— BEGIN MATERIAL —

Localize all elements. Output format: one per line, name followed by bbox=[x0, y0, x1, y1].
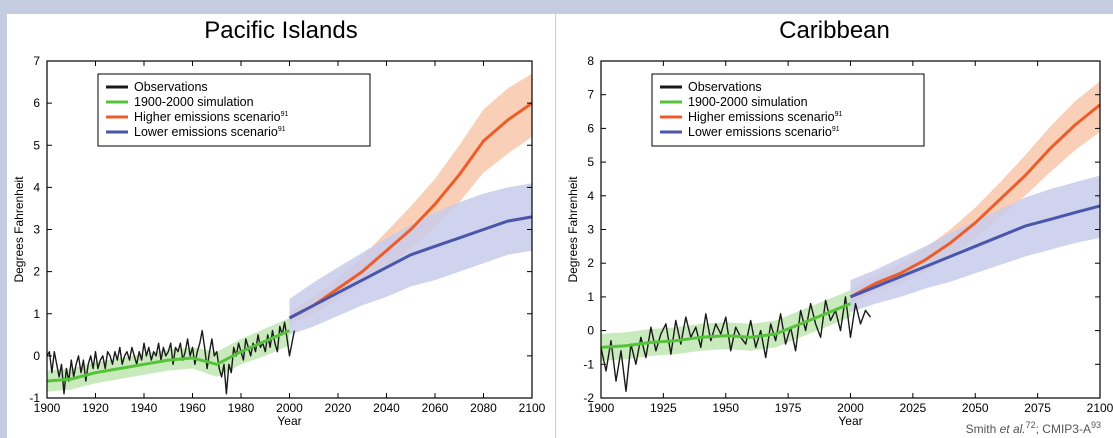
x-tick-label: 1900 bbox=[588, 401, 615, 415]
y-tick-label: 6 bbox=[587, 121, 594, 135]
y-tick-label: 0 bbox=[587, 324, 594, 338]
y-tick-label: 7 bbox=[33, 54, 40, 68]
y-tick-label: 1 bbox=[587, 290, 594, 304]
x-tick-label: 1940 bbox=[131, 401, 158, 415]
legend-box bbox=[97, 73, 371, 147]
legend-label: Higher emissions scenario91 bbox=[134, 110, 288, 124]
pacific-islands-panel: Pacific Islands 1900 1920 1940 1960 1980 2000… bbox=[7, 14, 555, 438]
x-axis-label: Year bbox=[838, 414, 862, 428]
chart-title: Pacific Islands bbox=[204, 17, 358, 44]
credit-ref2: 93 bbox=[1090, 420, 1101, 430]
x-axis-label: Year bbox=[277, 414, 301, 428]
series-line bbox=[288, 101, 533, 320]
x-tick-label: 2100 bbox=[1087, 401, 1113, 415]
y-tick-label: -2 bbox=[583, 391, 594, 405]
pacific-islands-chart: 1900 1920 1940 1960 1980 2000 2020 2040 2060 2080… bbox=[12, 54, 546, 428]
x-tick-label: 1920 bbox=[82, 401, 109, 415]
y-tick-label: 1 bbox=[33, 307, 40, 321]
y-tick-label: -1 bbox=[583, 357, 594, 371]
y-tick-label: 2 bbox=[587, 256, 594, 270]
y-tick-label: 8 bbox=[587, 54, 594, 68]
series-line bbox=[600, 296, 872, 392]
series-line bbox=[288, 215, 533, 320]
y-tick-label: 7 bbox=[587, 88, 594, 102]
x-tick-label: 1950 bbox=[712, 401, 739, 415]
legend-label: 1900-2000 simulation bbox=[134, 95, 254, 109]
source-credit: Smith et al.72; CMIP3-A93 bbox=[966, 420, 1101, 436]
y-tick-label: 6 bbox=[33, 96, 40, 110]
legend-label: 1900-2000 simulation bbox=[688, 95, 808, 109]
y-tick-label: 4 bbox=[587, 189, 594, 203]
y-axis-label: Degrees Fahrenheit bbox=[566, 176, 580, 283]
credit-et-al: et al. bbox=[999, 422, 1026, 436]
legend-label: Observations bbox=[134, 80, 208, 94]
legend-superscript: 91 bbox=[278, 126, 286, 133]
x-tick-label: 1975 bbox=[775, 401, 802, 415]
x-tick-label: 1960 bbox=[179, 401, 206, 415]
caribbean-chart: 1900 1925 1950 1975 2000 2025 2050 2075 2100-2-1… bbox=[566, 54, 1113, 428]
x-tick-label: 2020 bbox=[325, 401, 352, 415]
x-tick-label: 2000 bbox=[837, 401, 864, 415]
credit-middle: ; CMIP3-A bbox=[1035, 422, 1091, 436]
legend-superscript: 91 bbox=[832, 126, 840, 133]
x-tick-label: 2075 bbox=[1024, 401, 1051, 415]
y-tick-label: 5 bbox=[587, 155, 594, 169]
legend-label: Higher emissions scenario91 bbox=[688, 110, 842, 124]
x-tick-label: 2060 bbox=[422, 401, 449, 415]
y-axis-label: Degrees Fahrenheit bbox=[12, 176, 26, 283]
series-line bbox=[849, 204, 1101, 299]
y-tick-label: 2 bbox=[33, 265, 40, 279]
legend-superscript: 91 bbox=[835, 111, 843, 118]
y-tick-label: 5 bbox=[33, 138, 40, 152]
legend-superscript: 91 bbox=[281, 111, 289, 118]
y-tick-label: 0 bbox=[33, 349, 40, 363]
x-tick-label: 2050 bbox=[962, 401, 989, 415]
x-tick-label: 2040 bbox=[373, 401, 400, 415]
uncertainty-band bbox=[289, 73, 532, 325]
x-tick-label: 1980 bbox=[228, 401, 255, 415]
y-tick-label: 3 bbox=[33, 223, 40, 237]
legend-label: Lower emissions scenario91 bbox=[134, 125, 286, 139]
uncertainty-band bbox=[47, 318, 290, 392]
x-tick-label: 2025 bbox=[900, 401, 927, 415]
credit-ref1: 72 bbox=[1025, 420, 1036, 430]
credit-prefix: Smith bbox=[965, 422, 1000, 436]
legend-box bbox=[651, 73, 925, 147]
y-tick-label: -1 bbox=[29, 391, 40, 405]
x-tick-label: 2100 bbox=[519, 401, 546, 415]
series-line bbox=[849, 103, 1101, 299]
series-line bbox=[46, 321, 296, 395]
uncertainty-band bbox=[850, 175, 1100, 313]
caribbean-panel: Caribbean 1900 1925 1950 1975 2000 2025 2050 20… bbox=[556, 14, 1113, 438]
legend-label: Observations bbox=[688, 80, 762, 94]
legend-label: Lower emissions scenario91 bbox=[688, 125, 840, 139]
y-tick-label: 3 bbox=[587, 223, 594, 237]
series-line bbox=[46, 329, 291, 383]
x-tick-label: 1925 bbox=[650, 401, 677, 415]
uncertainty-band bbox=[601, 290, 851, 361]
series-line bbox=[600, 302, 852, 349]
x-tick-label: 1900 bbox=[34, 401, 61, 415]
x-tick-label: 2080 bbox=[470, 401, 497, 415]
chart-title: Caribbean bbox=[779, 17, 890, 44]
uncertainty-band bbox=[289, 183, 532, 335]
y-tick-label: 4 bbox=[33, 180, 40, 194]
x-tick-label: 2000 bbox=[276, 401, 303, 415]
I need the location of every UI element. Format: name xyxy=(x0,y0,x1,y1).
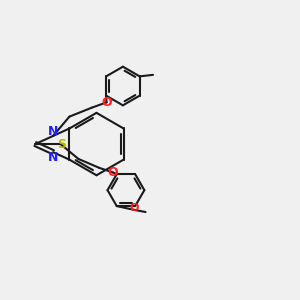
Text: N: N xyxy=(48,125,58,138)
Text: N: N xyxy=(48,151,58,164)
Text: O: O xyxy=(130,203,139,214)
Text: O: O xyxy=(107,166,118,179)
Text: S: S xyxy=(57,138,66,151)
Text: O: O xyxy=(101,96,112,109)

— END MATERIAL —

» **INSTRUCTION**
Report how many lines of the records above contain the string "Smith", with case counting, and give only the number.

» **EXERCISE RESPONSE**
2